Find each line with "Cent" and copy it.

══════

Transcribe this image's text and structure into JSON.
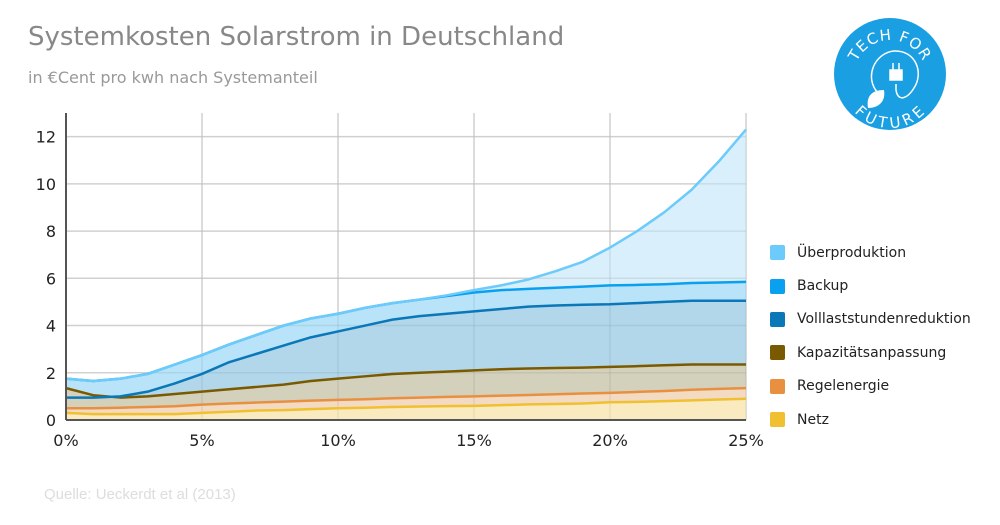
{
  "header": {
    "title": "Systemkosten Solarstrom in Deutschland",
    "subtitle": "in €Cent pro kwh nach Systemanteil"
  },
  "source": "Quelle: Ueckerdt et al (2013)",
  "logo": {
    "top_text": "TECH FOR",
    "bottom_text": "FUTURE",
    "color": "#1a9fe3"
  },
  "chart_data": {
    "type": "area",
    "title": "Systemkosten Solarstrom in Deutschland",
    "subtitle": "in €Cent pro kwh nach Systemanteil",
    "xlabel": "",
    "ylabel": "",
    "xlim": [
      0,
      25
    ],
    "ylim": [
      0,
      13
    ],
    "x_ticks": [
      0,
      5,
      10,
      15,
      20,
      25
    ],
    "x_tick_labels": [
      "0%",
      "5%",
      "10%",
      "15%",
      "20%",
      "25%"
    ],
    "y_ticks": [
      0,
      2,
      4,
      6,
      8,
      10,
      12
    ],
    "y_tick_labels": [
      "0",
      "2",
      "4",
      "6",
      "8",
      "10",
      "12"
    ],
    "grid": true,
    "legend_position": "right",
    "x": [
      0,
      1,
      2,
      3,
      4,
      5,
      6,
      7,
      8,
      9,
      10,
      11,
      12,
      13,
      14,
      15,
      16,
      17,
      18,
      19,
      20,
      21,
      22,
      23,
      24,
      25
    ],
    "series": [
      {
        "name": "Überproduktion",
        "color": "#6ccbfa",
        "fill": "#d2ecfa",
        "values": [
          1.75,
          1.65,
          1.75,
          1.95,
          2.35,
          2.75,
          3.2,
          3.6,
          4.0,
          4.3,
          4.5,
          4.75,
          4.95,
          5.1,
          5.28,
          5.5,
          5.7,
          5.95,
          6.3,
          6.7,
          7.3,
          8.0,
          8.8,
          9.75,
          10.95,
          12.3
        ]
      },
      {
        "name": "Backup",
        "color": "#0aa0f0",
        "fill": "#b2e0f8",
        "values": [
          1.75,
          1.65,
          1.75,
          1.95,
          2.35,
          2.75,
          3.2,
          3.6,
          4.0,
          4.3,
          4.5,
          4.75,
          4.95,
          5.1,
          5.25,
          5.4,
          5.5,
          5.55,
          5.6,
          5.65,
          5.7,
          5.72,
          5.75,
          5.8,
          5.82,
          5.85
        ]
      },
      {
        "name": "Volllaststundenreduktion",
        "color": "#0a78b8",
        "fill": "#b0d4e8",
        "values": [
          0.95,
          0.95,
          1.0,
          1.2,
          1.55,
          1.95,
          2.45,
          2.8,
          3.15,
          3.5,
          3.75,
          4.0,
          4.25,
          4.4,
          4.5,
          4.6,
          4.7,
          4.8,
          4.85,
          4.88,
          4.9,
          4.95,
          5.0,
          5.05,
          5.05,
          5.05
        ]
      },
      {
        "name": "Kapazitätsanpassung",
        "color": "#7a5a00",
        "fill": "#d8cfb4",
        "values": [
          1.35,
          1.05,
          0.95,
          1.0,
          1.1,
          1.2,
          1.3,
          1.4,
          1.5,
          1.65,
          1.75,
          1.85,
          1.95,
          2.0,
          2.05,
          2.1,
          2.15,
          2.18,
          2.2,
          2.22,
          2.25,
          2.28,
          2.32,
          2.35,
          2.35,
          2.35
        ]
      },
      {
        "name": "Regelenergie",
        "color": "#e89040",
        "fill": "#f7dcc4",
        "values": [
          0.5,
          0.5,
          0.52,
          0.55,
          0.58,
          0.65,
          0.7,
          0.74,
          0.78,
          0.82,
          0.85,
          0.88,
          0.92,
          0.95,
          0.98,
          1.0,
          1.03,
          1.06,
          1.09,
          1.12,
          1.15,
          1.19,
          1.23,
          1.28,
          1.32,
          1.35
        ]
      },
      {
        "name": "Netz",
        "color": "#f0c030",
        "fill": "#faecc0",
        "values": [
          0.3,
          0.25,
          0.25,
          0.25,
          0.25,
          0.3,
          0.35,
          0.4,
          0.42,
          0.46,
          0.5,
          0.52,
          0.55,
          0.57,
          0.59,
          0.6,
          0.63,
          0.66,
          0.68,
          0.7,
          0.75,
          0.77,
          0.8,
          0.83,
          0.87,
          0.9
        ]
      }
    ]
  }
}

══════

The reply:
    "subtitle": "in €Cent pro kwh nach Systemanteil"
    "subtitle": "in €Cent pro kwh nach Systemanteil",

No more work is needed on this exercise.